→ Required task:
Which lines in the records below contain the word "comerciales"? Copy each of them.

→ Given data:
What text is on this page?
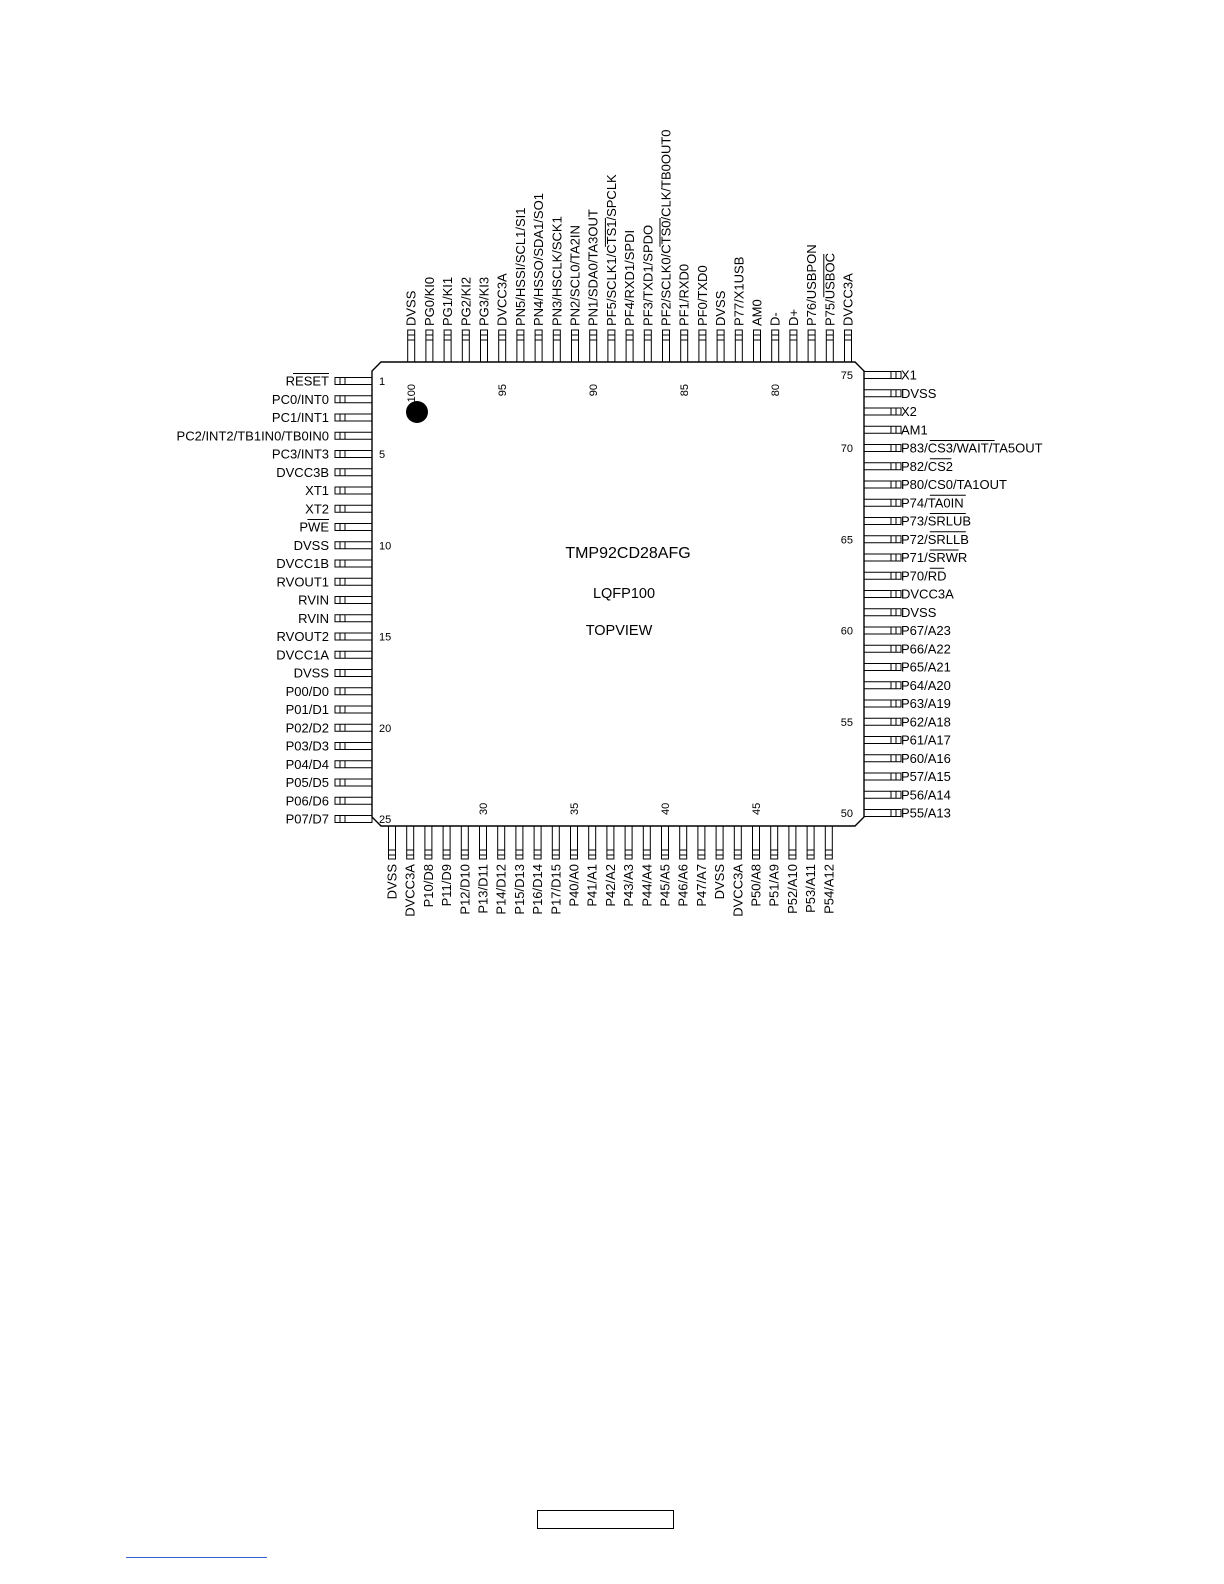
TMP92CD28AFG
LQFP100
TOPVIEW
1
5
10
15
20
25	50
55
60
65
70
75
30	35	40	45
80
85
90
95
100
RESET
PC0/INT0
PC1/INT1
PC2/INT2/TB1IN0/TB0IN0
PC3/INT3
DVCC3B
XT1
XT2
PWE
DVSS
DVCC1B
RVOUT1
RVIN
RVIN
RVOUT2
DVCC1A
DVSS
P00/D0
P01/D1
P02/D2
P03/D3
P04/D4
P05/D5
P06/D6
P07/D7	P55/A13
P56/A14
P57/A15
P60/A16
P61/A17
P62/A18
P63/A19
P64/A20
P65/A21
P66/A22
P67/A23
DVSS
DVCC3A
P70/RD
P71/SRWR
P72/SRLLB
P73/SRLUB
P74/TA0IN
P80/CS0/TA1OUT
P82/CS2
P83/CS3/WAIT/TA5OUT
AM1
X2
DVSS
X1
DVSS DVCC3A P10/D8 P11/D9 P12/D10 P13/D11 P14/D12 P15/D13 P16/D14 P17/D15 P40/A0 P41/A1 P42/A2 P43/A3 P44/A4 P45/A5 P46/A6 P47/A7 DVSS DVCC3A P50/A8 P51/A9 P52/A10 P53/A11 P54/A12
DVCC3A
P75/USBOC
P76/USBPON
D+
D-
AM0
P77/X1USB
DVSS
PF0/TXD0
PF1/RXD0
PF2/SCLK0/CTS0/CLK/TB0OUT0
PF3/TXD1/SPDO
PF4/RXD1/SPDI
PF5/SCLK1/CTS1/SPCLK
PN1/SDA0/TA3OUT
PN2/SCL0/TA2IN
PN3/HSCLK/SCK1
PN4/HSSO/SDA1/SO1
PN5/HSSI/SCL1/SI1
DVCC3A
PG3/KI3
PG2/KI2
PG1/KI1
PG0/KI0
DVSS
* * *
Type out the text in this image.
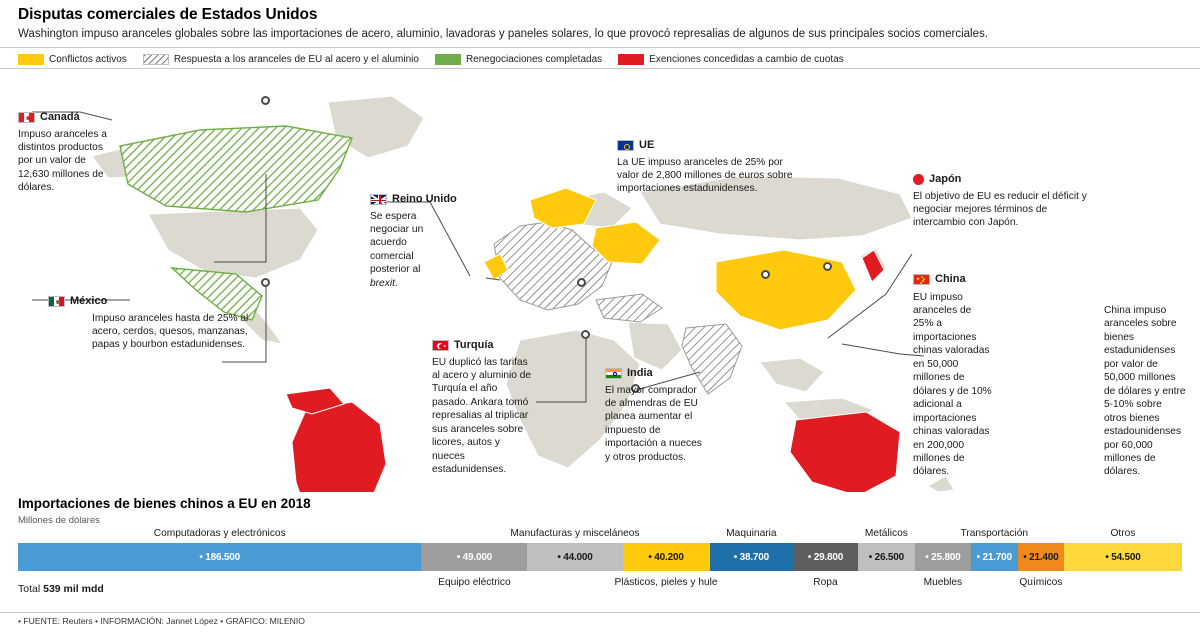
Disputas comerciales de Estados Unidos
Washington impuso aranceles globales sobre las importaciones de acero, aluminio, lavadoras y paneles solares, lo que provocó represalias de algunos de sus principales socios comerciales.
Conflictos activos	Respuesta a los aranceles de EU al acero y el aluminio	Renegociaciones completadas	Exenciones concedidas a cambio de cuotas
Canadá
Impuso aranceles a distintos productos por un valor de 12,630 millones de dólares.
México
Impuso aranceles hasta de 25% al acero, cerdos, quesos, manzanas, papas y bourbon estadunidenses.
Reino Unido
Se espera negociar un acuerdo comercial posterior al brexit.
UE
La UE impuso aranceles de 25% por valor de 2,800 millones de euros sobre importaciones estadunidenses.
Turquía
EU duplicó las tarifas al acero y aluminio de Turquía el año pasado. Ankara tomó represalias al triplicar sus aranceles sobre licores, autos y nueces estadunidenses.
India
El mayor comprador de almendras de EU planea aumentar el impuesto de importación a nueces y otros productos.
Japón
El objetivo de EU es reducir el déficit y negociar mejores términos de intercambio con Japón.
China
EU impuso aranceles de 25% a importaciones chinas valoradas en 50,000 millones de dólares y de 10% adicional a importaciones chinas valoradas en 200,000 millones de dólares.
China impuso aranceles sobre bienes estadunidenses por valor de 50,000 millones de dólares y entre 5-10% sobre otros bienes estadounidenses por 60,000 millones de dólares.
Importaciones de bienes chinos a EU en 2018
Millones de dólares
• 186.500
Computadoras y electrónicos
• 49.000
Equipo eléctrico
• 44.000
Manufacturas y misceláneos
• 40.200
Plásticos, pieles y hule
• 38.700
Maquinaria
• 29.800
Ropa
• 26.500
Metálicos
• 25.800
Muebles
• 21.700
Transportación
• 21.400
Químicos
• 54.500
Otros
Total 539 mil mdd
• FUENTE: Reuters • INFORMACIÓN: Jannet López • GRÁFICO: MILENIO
--
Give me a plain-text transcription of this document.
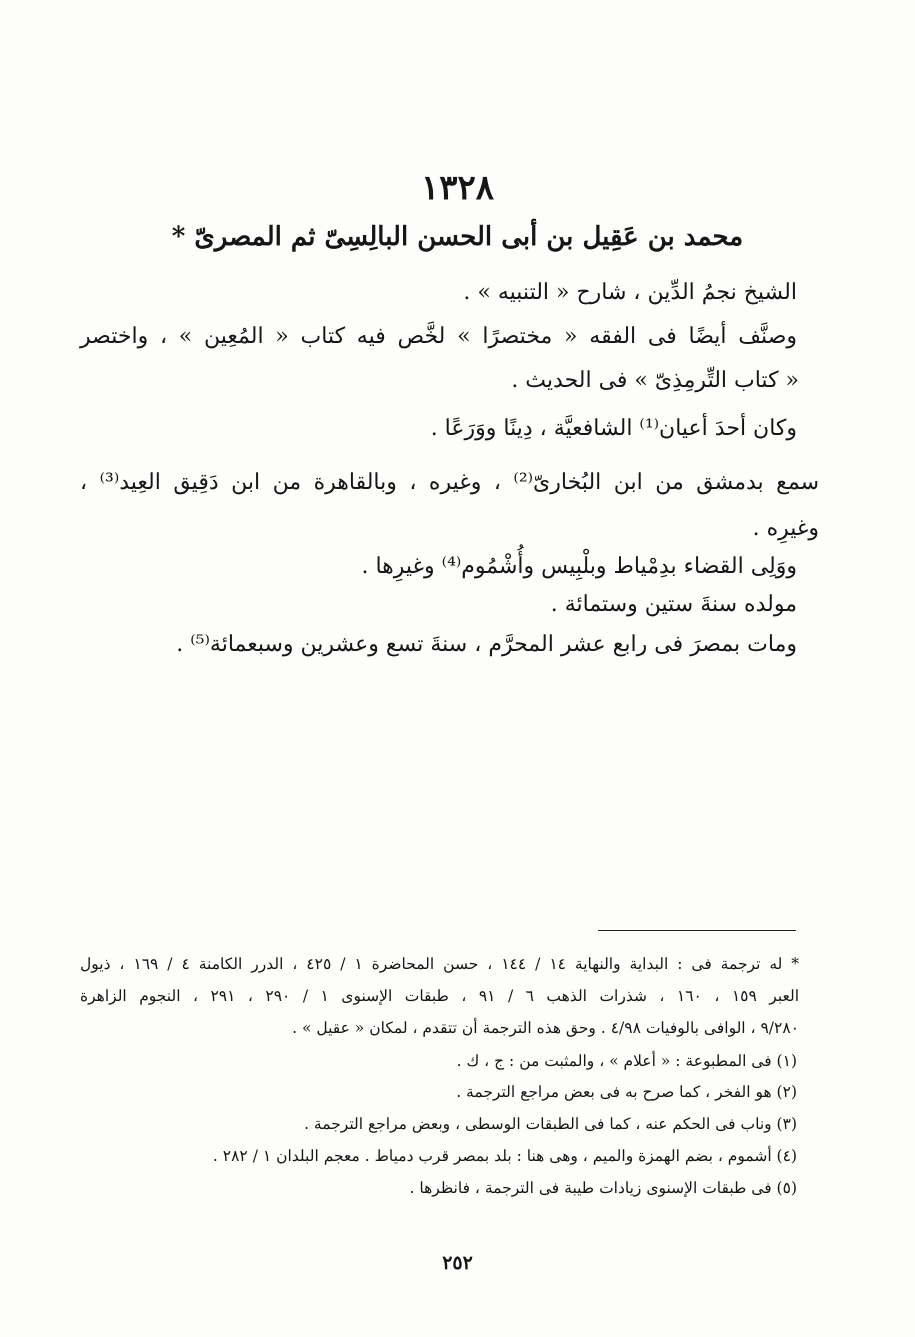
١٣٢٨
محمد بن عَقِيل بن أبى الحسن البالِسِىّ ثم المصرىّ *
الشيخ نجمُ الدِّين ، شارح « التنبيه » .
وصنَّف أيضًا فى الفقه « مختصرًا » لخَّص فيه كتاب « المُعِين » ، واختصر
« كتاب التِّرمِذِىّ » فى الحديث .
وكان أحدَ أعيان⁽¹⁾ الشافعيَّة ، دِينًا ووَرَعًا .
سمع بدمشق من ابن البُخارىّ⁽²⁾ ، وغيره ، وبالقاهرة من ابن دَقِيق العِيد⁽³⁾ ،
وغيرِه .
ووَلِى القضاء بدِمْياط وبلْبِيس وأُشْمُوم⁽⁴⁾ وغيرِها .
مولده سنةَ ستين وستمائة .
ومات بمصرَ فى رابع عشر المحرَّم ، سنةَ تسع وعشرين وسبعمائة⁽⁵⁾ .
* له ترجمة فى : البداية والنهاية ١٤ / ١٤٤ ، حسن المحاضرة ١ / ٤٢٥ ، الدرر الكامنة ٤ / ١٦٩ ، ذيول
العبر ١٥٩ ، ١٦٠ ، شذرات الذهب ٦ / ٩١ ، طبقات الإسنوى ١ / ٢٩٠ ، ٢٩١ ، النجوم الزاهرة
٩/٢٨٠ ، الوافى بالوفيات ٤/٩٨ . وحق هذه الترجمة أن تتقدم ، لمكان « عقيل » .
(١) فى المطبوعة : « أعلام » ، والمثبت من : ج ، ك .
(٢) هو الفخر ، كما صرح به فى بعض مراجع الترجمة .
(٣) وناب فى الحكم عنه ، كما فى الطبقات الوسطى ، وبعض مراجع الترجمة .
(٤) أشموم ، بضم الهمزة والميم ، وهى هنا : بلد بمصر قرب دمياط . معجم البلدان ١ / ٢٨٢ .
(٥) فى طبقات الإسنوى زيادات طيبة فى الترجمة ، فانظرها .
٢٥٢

→ Exercise answer:
Disputas comerciales de Estados Unidos
Washington impuso aranceles globales sobre las importaciones de acero, aluminio, lavadoras y paneles solares, lo que provocó represalias de algunos de sus principales socios comerciales.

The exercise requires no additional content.